→ **GOAL OF THE EXERCISE**
Everything from the line containing "OCR this image." through the last line of the records below should be printed exactly, please, and nothing else.

[START MATERIAL FOR THE TASK]

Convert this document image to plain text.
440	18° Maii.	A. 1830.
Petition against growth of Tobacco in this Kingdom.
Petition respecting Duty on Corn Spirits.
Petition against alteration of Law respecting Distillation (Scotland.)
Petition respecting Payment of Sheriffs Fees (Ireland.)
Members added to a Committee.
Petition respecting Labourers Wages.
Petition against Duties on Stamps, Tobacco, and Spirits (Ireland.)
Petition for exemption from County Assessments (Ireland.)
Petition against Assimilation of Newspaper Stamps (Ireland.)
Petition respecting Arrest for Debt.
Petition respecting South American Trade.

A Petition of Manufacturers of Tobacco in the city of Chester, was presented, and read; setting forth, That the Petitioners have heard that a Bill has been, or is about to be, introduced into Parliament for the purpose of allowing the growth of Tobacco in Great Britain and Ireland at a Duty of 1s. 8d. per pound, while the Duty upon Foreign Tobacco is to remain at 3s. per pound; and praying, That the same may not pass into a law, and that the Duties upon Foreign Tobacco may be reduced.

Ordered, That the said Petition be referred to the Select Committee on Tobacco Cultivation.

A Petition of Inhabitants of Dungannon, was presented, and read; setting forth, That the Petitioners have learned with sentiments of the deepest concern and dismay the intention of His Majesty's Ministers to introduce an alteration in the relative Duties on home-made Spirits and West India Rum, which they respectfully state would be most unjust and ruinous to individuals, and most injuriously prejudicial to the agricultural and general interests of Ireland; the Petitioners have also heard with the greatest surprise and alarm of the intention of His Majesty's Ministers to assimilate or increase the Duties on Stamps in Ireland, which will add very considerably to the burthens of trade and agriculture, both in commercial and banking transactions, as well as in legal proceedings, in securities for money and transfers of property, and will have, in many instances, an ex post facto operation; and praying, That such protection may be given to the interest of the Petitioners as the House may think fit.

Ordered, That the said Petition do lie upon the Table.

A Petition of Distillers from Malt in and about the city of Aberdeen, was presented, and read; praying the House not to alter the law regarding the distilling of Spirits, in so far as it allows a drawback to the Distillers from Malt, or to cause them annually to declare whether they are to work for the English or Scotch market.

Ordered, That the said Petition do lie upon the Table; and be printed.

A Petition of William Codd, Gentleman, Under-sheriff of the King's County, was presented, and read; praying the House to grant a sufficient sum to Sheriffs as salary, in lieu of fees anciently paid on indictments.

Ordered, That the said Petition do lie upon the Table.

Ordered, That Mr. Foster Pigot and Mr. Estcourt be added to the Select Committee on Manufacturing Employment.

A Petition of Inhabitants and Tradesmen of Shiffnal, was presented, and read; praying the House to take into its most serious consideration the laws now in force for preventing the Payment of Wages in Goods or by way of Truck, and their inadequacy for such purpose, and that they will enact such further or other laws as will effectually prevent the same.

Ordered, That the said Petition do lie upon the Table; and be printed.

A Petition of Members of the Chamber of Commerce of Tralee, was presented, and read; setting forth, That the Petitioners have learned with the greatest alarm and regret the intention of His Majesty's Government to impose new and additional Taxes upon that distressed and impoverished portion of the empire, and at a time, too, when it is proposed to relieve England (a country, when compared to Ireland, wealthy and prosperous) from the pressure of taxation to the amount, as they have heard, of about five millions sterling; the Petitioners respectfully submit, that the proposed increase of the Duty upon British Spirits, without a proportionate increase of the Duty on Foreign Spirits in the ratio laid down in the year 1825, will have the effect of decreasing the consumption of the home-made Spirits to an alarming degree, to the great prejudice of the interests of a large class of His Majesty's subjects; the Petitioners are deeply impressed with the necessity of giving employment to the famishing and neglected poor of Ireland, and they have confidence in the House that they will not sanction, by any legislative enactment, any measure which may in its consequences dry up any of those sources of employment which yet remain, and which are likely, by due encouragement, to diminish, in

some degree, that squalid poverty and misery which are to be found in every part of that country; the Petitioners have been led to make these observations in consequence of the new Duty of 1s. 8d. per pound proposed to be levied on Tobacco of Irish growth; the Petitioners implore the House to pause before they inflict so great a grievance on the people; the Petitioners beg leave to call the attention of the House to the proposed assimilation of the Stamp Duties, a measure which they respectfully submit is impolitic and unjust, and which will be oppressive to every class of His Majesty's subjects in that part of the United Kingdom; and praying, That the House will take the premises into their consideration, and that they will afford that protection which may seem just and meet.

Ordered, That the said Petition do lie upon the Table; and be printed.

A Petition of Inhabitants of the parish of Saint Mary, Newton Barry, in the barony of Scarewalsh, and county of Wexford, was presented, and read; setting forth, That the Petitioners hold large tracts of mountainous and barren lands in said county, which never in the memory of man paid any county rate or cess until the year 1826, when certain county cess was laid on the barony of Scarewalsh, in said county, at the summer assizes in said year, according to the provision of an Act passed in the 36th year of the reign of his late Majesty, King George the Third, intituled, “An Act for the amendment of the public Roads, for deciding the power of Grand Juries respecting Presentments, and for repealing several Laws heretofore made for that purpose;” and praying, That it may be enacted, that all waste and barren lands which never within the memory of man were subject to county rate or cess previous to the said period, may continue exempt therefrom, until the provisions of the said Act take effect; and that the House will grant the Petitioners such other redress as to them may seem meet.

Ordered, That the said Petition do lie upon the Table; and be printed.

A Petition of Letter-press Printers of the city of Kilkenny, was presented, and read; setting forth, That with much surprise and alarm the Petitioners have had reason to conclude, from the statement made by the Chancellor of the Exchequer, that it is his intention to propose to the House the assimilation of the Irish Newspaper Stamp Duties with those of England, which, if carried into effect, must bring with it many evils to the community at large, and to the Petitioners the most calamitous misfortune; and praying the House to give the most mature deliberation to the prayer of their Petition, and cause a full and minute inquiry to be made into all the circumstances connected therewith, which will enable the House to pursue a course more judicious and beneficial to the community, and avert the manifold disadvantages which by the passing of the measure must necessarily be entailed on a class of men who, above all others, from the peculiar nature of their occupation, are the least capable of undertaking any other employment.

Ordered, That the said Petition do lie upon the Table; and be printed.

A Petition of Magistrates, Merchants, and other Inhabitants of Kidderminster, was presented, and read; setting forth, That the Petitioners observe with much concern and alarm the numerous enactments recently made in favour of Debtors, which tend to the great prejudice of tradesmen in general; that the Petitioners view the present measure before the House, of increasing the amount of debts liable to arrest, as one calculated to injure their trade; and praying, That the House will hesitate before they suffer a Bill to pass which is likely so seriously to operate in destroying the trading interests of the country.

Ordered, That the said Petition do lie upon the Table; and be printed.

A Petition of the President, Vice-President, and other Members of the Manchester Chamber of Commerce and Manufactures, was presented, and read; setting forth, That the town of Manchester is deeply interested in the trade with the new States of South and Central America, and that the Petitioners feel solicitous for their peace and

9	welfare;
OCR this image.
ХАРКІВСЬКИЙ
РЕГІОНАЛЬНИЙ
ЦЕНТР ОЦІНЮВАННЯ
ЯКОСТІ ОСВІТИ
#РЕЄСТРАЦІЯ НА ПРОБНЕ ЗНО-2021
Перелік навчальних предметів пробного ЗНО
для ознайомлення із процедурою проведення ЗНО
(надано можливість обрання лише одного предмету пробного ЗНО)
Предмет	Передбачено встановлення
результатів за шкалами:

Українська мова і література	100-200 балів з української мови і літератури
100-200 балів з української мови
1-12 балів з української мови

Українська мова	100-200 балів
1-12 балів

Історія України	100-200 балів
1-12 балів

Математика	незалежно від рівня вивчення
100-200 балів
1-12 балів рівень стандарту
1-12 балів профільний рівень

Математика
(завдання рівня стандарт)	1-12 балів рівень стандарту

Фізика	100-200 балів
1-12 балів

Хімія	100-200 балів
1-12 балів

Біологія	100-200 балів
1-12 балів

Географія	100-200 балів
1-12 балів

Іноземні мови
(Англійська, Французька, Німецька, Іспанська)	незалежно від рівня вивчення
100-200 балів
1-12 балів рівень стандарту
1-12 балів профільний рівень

[END MATERIAL FOR THE TASK]

→ **TASK ANSWER**
OCR this image.
ХАРКІВСЬКИЙ
РЕГІОНАЛЬНИЙ
ЦЕНТР ОЦІНЮВАННЯ
ЯКОСТІ ОСВІТИ
#РЕЄСТРАЦІЯ НА ПРОБНЕ ЗНО-2021
Перелік навчальних предметів пробного ЗНО
для ознайомлення із процедурою проведення ЗНО
(надано можливість обрання лише одного предмету пробного ЗНО)
Предмет	Передбачено встановлення
результатів за шкалами:

Українська мова і література	100-200 балів з української мови і літератури
100-200 балів з української мови
1-12 балів з української мови

Українська мова	100-200 балів
1-12 балів

Історія України	100-200 балів
1-12 балів

Математика	незалежно від рівня вивчення
100-200 балів
1-12 балів рівень стандарту
1-12 балів профільний рівень

Математика
(завдання рівня стандарт)	1-12 балів рівень стандарту

Фізика	100-200 балів
1-12 балів

Хімія	100-200 балів
1-12 балів

Біологія	100-200 балів
1-12 балів

Географія	100-200 балів
1-12 балів

Іноземні мови
(Англійська, Французька, Німецька, Іспанська)	незалежно від рівня вивчення
100-200 балів
1-12 балів рівень стандарту
1-12 балів профільний рівень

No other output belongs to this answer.